BEGIN SUPPLIED MATERIAL
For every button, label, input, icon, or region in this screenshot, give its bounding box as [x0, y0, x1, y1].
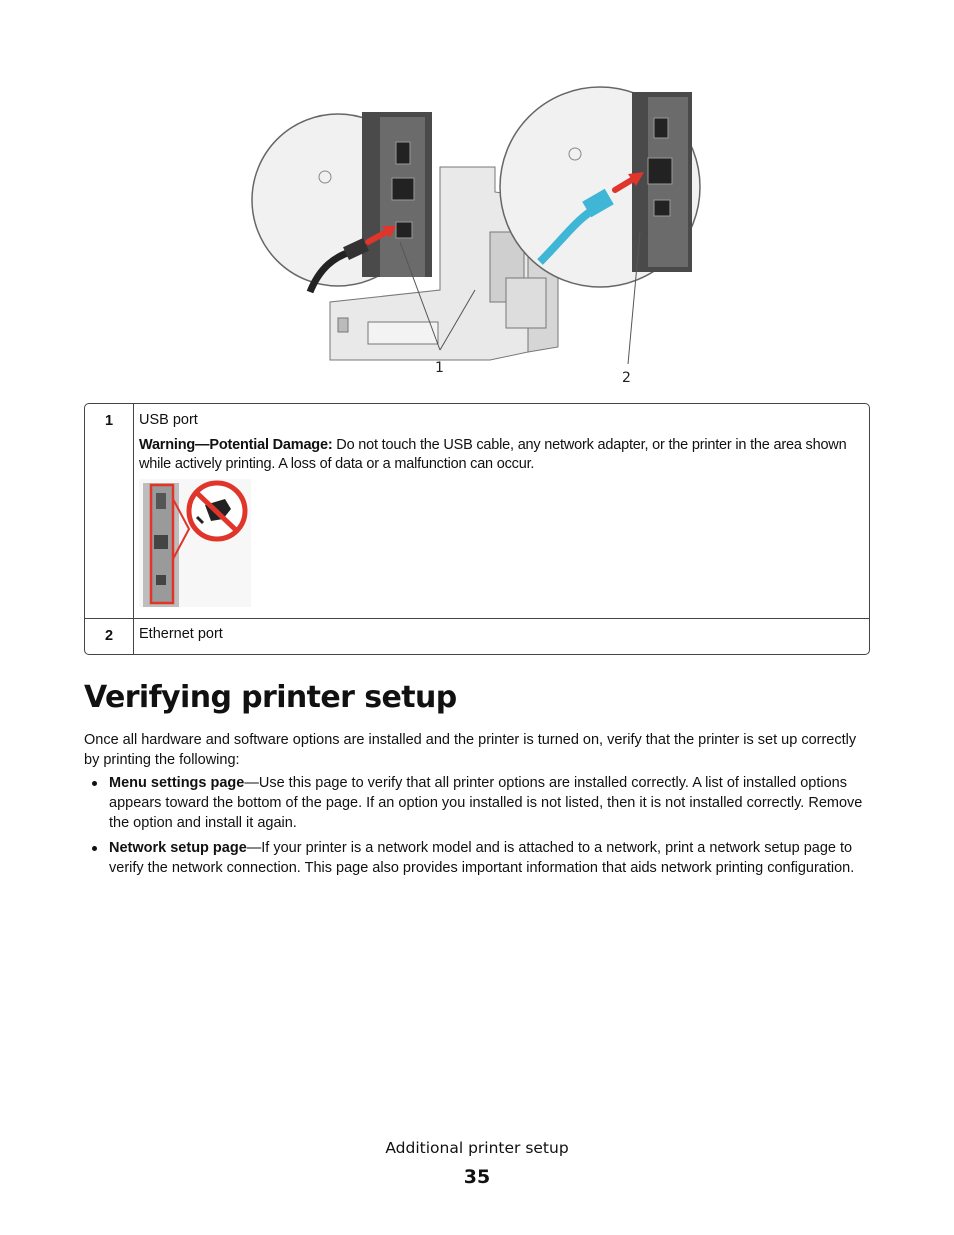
zoom-circle-usb: [252, 112, 432, 292]
warning-text: Do not touch the USB cable, any network adapter, or the printer in the area shown while actively printing. A loss of data or a malfunction can occur.: [139, 437, 847, 472]
warning-heading: Warning—Potential Damage:: [139, 437, 333, 453]
bullet-icon: [92, 846, 97, 851]
zoom-circle-ethernet: [500, 87, 700, 287]
bullet-term: Network setup page: [109, 840, 247, 856]
bullet-text: —If your printer is a network model and is attached to a network, print a network setup page to verify the network connection. This page also provides important information that aids network printing configuration.: [109, 840, 855, 876]
callout-2-label: 2: [622, 370, 631, 386]
page-number: 35: [463, 1166, 491, 1188]
table-row: [85, 404, 869, 618]
footer-section-name: Additional printer setup: [385, 1139, 569, 1157]
table-row: [85, 618, 869, 654]
list-item: [84, 838, 874, 878]
bullet-text: —Use this page to verify that all printer options are installed correctly. A list of installed options appears toward the bottom of the page. If an option you installed is not listed, then it is not installed correctly. Remove the option and install it again.: [109, 775, 863, 831]
section-heading: Verifying printer setup: [84, 680, 457, 715]
callout-label: Ethernet port: [134, 618, 869, 654]
intro-paragraph: Once all hardware and software options are installed and the printer is turned on, verify that the printer is set up correctly by printing the following:: [84, 732, 857, 768]
callout-1-label: 1: [435, 360, 444, 376]
warning-note: [139, 436, 865, 474]
callout-description: [134, 404, 869, 618]
printer-ports-illustration: [250, 82, 706, 388]
callout-table: [84, 403, 870, 655]
callout-label: USB port: [139, 412, 198, 428]
callout-number: 2: [85, 618, 134, 654]
callout-number: 1: [85, 404, 134, 618]
list-item: [84, 773, 874, 833]
bullet-icon: [92, 781, 97, 786]
do-not-touch-illustration: [139, 479, 251, 607]
bullet-term: Menu settings page: [109, 775, 245, 791]
bullet-list: [84, 773, 874, 883]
END SUPPLIED MATERIAL
Edit the data so that each instance of "bounding box" becomes "enclosing rectangle", keeping everything else identical, and omit the pictures from your answer.

For every button, label, input, icon, or region in this screenshot, give its enclosing rectangle as [x0, y0, x1, y1].
zoom-circle-usb: [252, 112, 432, 292]
warning-text: Do not touch the USB cable, any network adapter, or the printer in the area shown while actively printing. A loss of data or a malfunction can occur.: [139, 437, 847, 472]
warning-heading: Warning—Potential Damage:: [139, 437, 333, 453]
bullet-icon: [92, 846, 97, 851]
zoom-circle-ethernet: [500, 87, 700, 287]
bullet-term: Network setup page: [109, 840, 247, 856]
bullet-text: —If your printer is a network model and is attached to a network, print a network setup page to verify the network connection. This page also provides important information that aids network printing configuration.: [109, 840, 855, 876]
callout-2-label: 2: [622, 370, 631, 386]
page-number: 35: [463, 1166, 491, 1188]
table-row: [85, 404, 869, 618]
footer-section-name: Additional printer setup: [385, 1139, 569, 1157]
table-row: [85, 618, 869, 654]
list-item: [84, 838, 874, 878]
bullet-text: —Use this page to verify that all printer options are installed correctly. A list of installed options appears toward the bottom of the page. If an option you installed is not listed, then it is not installed correctly. Remove the option and install it again.: [109, 775, 863, 831]
section-heading: Verifying printer setup: [84, 680, 457, 715]
callout-label: Ethernet port: [134, 618, 869, 654]
intro-paragraph: Once all hardware and software options are installed and the printer is turned on, verify that the printer is set up correctly by printing the following:: [84, 732, 857, 768]
callout-1-label: 1: [435, 360, 444, 376]
warning-note: [139, 436, 865, 474]
callout-description: [134, 404, 869, 618]
printer-ports-illustration: [250, 82, 706, 388]
callout-table: [84, 403, 870, 655]
callout-label: USB port: [139, 412, 198, 428]
callout-number: 2: [85, 618, 134, 654]
callout-number: 1: [85, 404, 134, 618]
list-item: [84, 773, 874, 833]
bullet-icon: [92, 781, 97, 786]
do-not-touch-illustration: [139, 479, 251, 607]
bullet-term: Menu settings page: [109, 775, 245, 791]
bullet-list: [84, 773, 874, 883]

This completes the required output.